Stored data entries
##############################

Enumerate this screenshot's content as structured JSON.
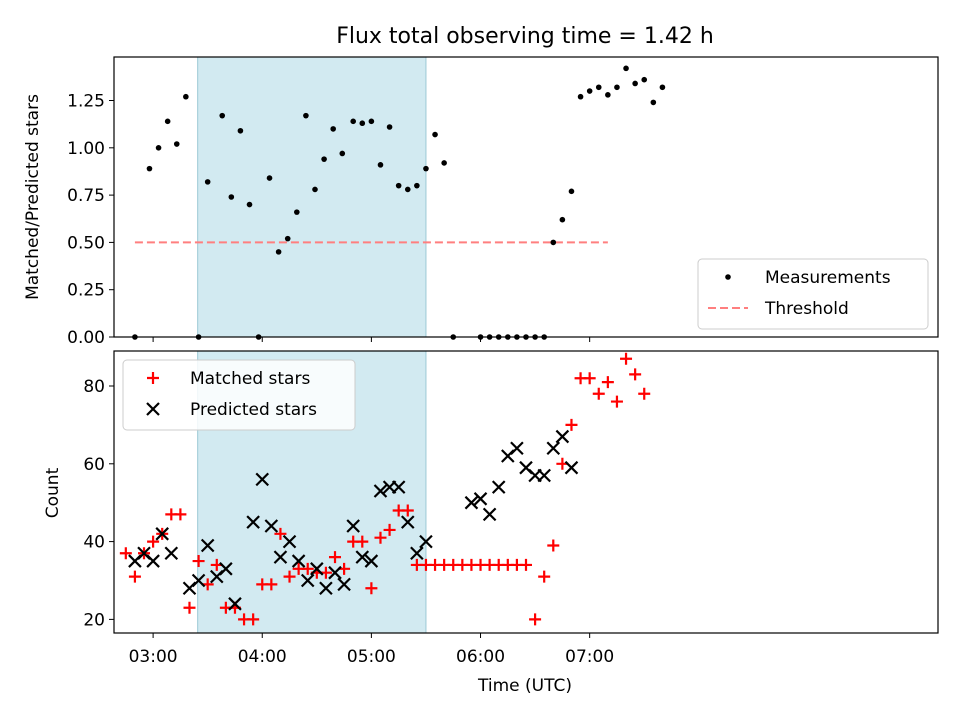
{
  "title": "Flux total observing time = 1.42 h",
  "xlabel": "Time (UTC)",
  "x_ticks": [
    "03:00",
    "04:00",
    "05:00",
    "06:00",
    "07:00"
  ],
  "colors": {
    "measurement": "#000000",
    "threshold": "#ff7f7f",
    "matched": "#ff0000",
    "predicted": "#000000",
    "span": "#add8e6"
  },
  "chart_data": [
    {
      "type": "scatter",
      "ylabel": "Matched/Predicted stars",
      "x_unit": "minutes since 00:00 UTC",
      "xlim": [
        158.5,
        611.5
      ],
      "ylim": [
        0,
        1.48
      ],
      "y_ticks": [
        "0.00",
        "0.25",
        "0.50",
        "0.75",
        "1.00",
        "1.25"
      ],
      "shaded_span": [
        204.5,
        330
      ],
      "threshold": {
        "value": 0.5,
        "x_range": [
          170,
          430
        ],
        "style": "dashed"
      },
      "legend": {
        "position": "lower right",
        "entries": [
          "Measurements",
          "Threshold"
        ]
      },
      "series": [
        {
          "name": "Measurements",
          "x": [
            170,
            178,
            183,
            188,
            193,
            198,
            205,
            210,
            218,
            223,
            228,
            233,
            238,
            244,
            249,
            254,
            259,
            264,
            269,
            274,
            279,
            284,
            290,
            295,
            300,
            305,
            310,
            315,
            320,
            325,
            330,
            335,
            340,
            345,
            360,
            365,
            370,
            375,
            380,
            385,
            390,
            395,
            400,
            405,
            410,
            415,
            420,
            425,
            430,
            435,
            440,
            445,
            450,
            455,
            460
          ],
          "y": [
            0,
            0.89,
            1.0,
            1.14,
            1.02,
            1.27,
            0,
            0.82,
            1.17,
            0.74,
            1.09,
            0.7,
            0,
            0.84,
            0.45,
            0.52,
            0.66,
            1.17,
            0.78,
            0.94,
            1.1,
            0.97,
            1.14,
            1.13,
            1.14,
            0.91,
            1.11,
            0.8,
            0.78,
            0.8,
            0.89,
            1.07,
            0.92,
            0,
            0,
            0,
            0,
            0,
            0,
            0,
            0,
            0,
            0.5,
            0.62,
            0.77,
            1.27,
            1.3,
            1.32,
            1.28,
            1.32,
            1.42,
            1.34,
            1.36,
            1.24,
            1.32
          ]
        }
      ]
    },
    {
      "type": "scatter",
      "ylabel": "Count",
      "x_unit": "minutes since 00:00 UTC",
      "xlim": [
        158.5,
        611.5
      ],
      "ylim": [
        16.5,
        89
      ],
      "y_ticks": [
        "20",
        "40",
        "60",
        "80"
      ],
      "shaded_span": [
        204.5,
        330
      ],
      "legend": {
        "position": "upper left",
        "entries": [
          "Matched stars",
          "Predicted stars"
        ]
      },
      "series": [
        {
          "name": "Matched stars",
          "marker": "plus",
          "x": [
            165,
            170,
            175,
            180,
            185,
            190,
            195,
            200,
            205,
            210,
            215,
            220,
            225,
            230,
            235,
            240,
            245,
            250,
            255,
            260,
            265,
            270,
            275,
            280,
            285,
            290,
            295,
            300,
            305,
            310,
            315,
            320,
            325,
            330,
            335,
            340,
            345,
            350,
            355,
            360,
            365,
            370,
            375,
            380,
            385,
            390,
            395,
            400,
            405,
            410,
            415,
            420,
            425,
            430,
            435,
            440,
            445,
            450,
            455,
            460
          ],
          "y": [
            37,
            31,
            37,
            40,
            42,
            47,
            47,
            23,
            35,
            29,
            34,
            23,
            23,
            20,
            20,
            29,
            29,
            42,
            31,
            33,
            33,
            32,
            32,
            36,
            33,
            40,
            40,
            28,
            41,
            43,
            48,
            48,
            34,
            34,
            34,
            34,
            34,
            34,
            34,
            34,
            34,
            34,
            34,
            34,
            34,
            20,
            31,
            39,
            60,
            70,
            82,
            82,
            78,
            81,
            76,
            87,
            83,
            78,
            null,
            null
          ]
        },
        {
          "name": "Predicted stars",
          "marker": "x",
          "x": [
            170,
            175,
            180,
            185,
            190,
            200,
            205,
            210,
            215,
            220,
            225,
            235,
            240,
            245,
            250,
            255,
            260,
            265,
            270,
            275,
            280,
            285,
            290,
            295,
            300,
            305,
            310,
            315,
            320,
            325,
            330,
            355,
            360,
            365,
            370,
            375,
            380,
            385,
            390,
            395,
            400,
            405,
            410,
            415,
            420
          ],
          "y": [
            35,
            37,
            35,
            42,
            37,
            28,
            30,
            39,
            31,
            33,
            24,
            45,
            56,
            44,
            36,
            40,
            35,
            30,
            33,
            28,
            32,
            29,
            44,
            36,
            35,
            53,
            54,
            54,
            45,
            37,
            40,
            50,
            51,
            47,
            54,
            62,
            64,
            59,
            57,
            57,
            64,
            67,
            59,
            null,
            null
          ]
        }
      ]
    }
  ]
}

##############################

■ **Prompt**:
Leave images out of the retyped records; keep all else exact.

■ **Task result**:
Enumerate this screenshot's content as structured JSON.
{
  "title": "Flux total observing time = 1.42 h",
  "xlabel": "Time (UTC)",
  "x_ticks": [
    "03:00",
    "04:00",
    "05:00",
    "06:00",
    "07:00"
  ],
  "colors": {
    "measurement": "#000000",
    "threshold": "#ff7f7f",
    "matched": "#ff0000",
    "predicted": "#000000",
    "span": "#add8e6"
  },
  "chart_data": [
    {
      "type": "scatter",
      "ylabel": "Matched/Predicted stars",
      "x_unit": "minutes since 00:00 UTC",
      "xlim": [
        158.5,
        611.5
      ],
      "ylim": [
        0,
        1.48
      ],
      "y_ticks": [
        "0.00",
        "0.25",
        "0.50",
        "0.75",
        "1.00",
        "1.25"
      ],
      "shaded_span": [
        204.5,
        330
      ],
      "threshold": {
        "value": 0.5,
        "x_range": [
          170,
          430
        ],
        "style": "dashed"
      },
      "legend": {
        "position": "lower right",
        "entries": [
          "Measurements",
          "Threshold"
        ]
      },
      "series": [
        {
          "name": "Measurements",
          "x": [
            170,
            178,
            183,
            188,
            193,
            198,
            205,
            210,
            218,
            223,
            228,
            233,
            238,
            244,
            249,
            254,
            259,
            264,
            269,
            274,
            279,
            284,
            290,
            295,
            300,
            305,
            310,
            315,
            320,
            325,
            330,
            335,
            340,
            345,
            360,
            365,
            370,
            375,
            380,
            385,
            390,
            395,
            400,
            405,
            410,
            415,
            420,
            425,
            430,
            435,
            440,
            445,
            450,
            455,
            460
          ],
          "y": [
            0,
            0.89,
            1.0,
            1.14,
            1.02,
            1.27,
            0,
            0.82,
            1.17,
            0.74,
            1.09,
            0.7,
            0,
            0.84,
            0.45,
            0.52,
            0.66,
            1.17,
            0.78,
            0.94,
            1.1,
            0.97,
            1.14,
            1.13,
            1.14,
            0.91,
            1.11,
            0.8,
            0.78,
            0.8,
            0.89,
            1.07,
            0.92,
            0,
            0,
            0,
            0,
            0,
            0,
            0,
            0,
            0,
            0.5,
            0.62,
            0.77,
            1.27,
            1.3,
            1.32,
            1.28,
            1.32,
            1.42,
            1.34,
            1.36,
            1.24,
            1.32
          ]
        }
      ]
    },
    {
      "type": "scatter",
      "ylabel": "Count",
      "x_unit": "minutes since 00:00 UTC",
      "xlim": [
        158.5,
        611.5
      ],
      "ylim": [
        16.5,
        89
      ],
      "y_ticks": [
        "20",
        "40",
        "60",
        "80"
      ],
      "shaded_span": [
        204.5,
        330
      ],
      "legend": {
        "position": "upper left",
        "entries": [
          "Matched stars",
          "Predicted stars"
        ]
      },
      "series": [
        {
          "name": "Matched stars",
          "marker": "plus",
          "x": [
            165,
            170,
            175,
            180,
            185,
            190,
            195,
            200,
            205,
            210,
            215,
            220,
            225,
            230,
            235,
            240,
            245,
            250,
            255,
            260,
            265,
            270,
            275,
            280,
            285,
            290,
            295,
            300,
            305,
            310,
            315,
            320,
            325,
            330,
            335,
            340,
            345,
            350,
            355,
            360,
            365,
            370,
            375,
            380,
            385,
            390,
            395,
            400,
            405,
            410,
            415,
            420,
            425,
            430,
            435,
            440,
            445,
            450,
            455,
            460
          ],
          "y": [
            37,
            31,
            37,
            40,
            42,
            47,
            47,
            23,
            35,
            29,
            34,
            23,
            23,
            20,
            20,
            29,
            29,
            42,
            31,
            33,
            33,
            32,
            32,
            36,
            33,
            40,
            40,
            28,
            41,
            43,
            48,
            48,
            34,
            34,
            34,
            34,
            34,
            34,
            34,
            34,
            34,
            34,
            34,
            34,
            34,
            20,
            31,
            39,
            60,
            70,
            82,
            82,
            78,
            81,
            76,
            87,
            83,
            78,
            null,
            null
          ]
        },
        {
          "name": "Predicted stars",
          "marker": "x",
          "x": [
            170,
            175,
            180,
            185,
            190,
            200,
            205,
            210,
            215,
            220,
            225,
            235,
            240,
            245,
            250,
            255,
            260,
            265,
            270,
            275,
            280,
            285,
            290,
            295,
            300,
            305,
            310,
            315,
            320,
            325,
            330,
            355,
            360,
            365,
            370,
            375,
            380,
            385,
            390,
            395,
            400,
            405,
            410,
            415,
            420
          ],
          "y": [
            35,
            37,
            35,
            42,
            37,
            28,
            30,
            39,
            31,
            33,
            24,
            45,
            56,
            44,
            36,
            40,
            35,
            30,
            33,
            28,
            32,
            29,
            44,
            36,
            35,
            53,
            54,
            54,
            45,
            37,
            40,
            50,
            51,
            47,
            54,
            62,
            64,
            59,
            57,
            57,
            64,
            67,
            59,
            null,
            null
          ]
        }
      ]
    }
  ]
}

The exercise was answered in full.